• **SHORT EXERCISE**:
Select from the data all lines with the word "Bukkake".

---------------

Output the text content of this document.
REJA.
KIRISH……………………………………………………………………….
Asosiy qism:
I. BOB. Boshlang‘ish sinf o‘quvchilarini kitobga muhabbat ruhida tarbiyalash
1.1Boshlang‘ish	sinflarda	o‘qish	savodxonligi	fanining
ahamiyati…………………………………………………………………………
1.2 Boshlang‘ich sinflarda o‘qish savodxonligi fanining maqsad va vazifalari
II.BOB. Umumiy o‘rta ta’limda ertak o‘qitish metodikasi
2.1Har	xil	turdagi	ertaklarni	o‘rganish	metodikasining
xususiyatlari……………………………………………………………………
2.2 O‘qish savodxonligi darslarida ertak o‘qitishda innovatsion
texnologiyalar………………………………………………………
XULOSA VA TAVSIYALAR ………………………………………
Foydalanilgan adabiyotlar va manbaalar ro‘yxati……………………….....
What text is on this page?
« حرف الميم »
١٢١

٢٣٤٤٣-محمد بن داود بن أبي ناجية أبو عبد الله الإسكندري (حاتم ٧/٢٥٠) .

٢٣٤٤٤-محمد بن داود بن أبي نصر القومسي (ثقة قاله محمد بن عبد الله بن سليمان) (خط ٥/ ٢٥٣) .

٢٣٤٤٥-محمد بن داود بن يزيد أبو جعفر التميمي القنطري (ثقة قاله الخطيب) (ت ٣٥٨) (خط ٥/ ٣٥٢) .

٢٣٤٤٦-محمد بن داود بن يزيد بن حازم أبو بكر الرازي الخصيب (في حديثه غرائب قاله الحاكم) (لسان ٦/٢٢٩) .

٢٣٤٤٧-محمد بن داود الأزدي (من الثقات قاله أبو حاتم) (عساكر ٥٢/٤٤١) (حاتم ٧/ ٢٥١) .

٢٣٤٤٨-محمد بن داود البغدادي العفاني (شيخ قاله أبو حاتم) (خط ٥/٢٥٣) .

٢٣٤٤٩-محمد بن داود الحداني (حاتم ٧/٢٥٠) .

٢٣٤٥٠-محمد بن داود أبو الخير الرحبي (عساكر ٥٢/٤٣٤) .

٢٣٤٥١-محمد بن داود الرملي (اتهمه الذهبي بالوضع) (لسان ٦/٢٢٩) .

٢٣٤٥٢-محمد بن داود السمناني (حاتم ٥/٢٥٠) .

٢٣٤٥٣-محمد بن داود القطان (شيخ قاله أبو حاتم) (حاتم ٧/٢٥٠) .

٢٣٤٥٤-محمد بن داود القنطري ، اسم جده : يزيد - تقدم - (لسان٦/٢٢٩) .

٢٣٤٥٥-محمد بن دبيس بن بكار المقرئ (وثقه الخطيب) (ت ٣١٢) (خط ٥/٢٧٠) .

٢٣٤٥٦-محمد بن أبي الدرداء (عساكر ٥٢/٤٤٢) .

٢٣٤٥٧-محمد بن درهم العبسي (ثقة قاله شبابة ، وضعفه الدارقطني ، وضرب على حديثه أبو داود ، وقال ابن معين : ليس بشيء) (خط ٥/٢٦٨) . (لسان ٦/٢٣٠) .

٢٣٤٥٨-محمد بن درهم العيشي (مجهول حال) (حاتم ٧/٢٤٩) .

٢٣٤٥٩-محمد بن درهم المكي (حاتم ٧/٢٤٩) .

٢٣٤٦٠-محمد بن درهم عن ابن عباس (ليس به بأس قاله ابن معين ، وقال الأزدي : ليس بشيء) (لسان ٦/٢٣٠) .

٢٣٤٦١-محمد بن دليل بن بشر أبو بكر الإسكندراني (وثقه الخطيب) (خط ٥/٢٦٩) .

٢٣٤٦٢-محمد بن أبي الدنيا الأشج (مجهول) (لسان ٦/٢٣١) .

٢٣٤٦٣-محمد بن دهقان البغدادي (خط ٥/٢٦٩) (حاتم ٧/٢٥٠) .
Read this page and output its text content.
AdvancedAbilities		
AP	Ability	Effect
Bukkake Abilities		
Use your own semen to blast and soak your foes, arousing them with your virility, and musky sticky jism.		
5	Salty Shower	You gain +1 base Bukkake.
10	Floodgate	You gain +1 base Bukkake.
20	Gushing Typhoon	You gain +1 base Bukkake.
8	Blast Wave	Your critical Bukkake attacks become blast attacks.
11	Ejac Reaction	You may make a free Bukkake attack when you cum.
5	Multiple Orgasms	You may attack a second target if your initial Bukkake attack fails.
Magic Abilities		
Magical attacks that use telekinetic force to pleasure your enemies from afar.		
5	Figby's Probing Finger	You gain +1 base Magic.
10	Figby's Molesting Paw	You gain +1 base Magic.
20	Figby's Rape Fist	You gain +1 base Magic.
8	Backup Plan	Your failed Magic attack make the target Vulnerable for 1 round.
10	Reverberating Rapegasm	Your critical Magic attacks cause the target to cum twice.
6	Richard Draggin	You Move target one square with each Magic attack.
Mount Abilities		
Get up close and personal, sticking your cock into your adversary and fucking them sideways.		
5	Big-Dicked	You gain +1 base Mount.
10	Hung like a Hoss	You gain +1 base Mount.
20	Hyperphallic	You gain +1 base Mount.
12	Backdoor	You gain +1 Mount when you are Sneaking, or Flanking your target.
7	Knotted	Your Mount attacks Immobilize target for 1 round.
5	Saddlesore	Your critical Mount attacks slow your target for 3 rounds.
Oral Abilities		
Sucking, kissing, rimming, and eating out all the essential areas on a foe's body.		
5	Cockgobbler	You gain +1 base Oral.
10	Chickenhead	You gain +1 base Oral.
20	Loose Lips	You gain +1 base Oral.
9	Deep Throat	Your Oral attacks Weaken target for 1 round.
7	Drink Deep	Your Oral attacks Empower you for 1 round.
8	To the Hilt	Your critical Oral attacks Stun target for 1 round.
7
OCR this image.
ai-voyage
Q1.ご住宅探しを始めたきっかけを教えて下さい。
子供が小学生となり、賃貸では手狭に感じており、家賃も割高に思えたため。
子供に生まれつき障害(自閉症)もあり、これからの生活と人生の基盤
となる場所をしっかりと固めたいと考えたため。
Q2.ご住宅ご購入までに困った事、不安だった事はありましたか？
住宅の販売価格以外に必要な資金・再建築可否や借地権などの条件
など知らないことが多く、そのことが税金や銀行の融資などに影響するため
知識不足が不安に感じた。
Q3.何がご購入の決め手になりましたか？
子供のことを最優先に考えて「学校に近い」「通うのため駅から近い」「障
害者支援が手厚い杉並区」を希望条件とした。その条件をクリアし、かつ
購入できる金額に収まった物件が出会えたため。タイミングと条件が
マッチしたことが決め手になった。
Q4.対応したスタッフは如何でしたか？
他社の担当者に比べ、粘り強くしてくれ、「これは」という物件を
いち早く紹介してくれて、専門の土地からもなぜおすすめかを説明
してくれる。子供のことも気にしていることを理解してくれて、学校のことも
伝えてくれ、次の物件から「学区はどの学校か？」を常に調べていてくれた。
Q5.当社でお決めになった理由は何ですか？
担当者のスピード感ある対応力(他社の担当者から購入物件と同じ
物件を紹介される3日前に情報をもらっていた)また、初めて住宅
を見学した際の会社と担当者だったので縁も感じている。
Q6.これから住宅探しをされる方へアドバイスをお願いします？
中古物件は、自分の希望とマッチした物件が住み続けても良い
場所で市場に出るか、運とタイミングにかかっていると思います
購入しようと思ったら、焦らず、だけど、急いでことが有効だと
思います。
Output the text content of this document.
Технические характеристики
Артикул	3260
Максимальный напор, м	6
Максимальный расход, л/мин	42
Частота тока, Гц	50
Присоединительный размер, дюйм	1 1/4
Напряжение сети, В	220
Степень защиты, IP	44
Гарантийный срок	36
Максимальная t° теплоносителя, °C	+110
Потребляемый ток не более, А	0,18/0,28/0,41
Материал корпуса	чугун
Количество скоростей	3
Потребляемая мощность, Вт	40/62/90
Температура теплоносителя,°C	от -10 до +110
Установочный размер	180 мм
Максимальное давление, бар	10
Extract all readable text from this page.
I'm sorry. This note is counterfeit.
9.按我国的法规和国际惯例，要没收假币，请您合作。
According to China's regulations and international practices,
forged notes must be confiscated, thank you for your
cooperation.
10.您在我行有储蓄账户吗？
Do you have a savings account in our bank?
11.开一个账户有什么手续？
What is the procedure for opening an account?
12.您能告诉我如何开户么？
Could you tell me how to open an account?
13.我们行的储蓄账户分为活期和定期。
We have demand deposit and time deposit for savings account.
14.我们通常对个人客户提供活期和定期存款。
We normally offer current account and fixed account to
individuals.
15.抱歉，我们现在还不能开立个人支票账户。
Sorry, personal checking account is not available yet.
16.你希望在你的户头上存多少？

---------------

• **RESULT FOR THIS TASK**:
Bukkake Abilities		
5	Salty Shower	You gain +1 base Bukkake.
10	Floodgate	You gain +1 base Bukkake.
20	Gushing Typhoon	You gain +1 base Bukkake.
8	Blast Wave	Your critical Bukkake attacks become blast attacks.
11	Ejac Reaction	You may make a free Bukkake attack when you cum.
5	Multiple Orgasms	You may attack a second target if your initial Bukkake attack fails.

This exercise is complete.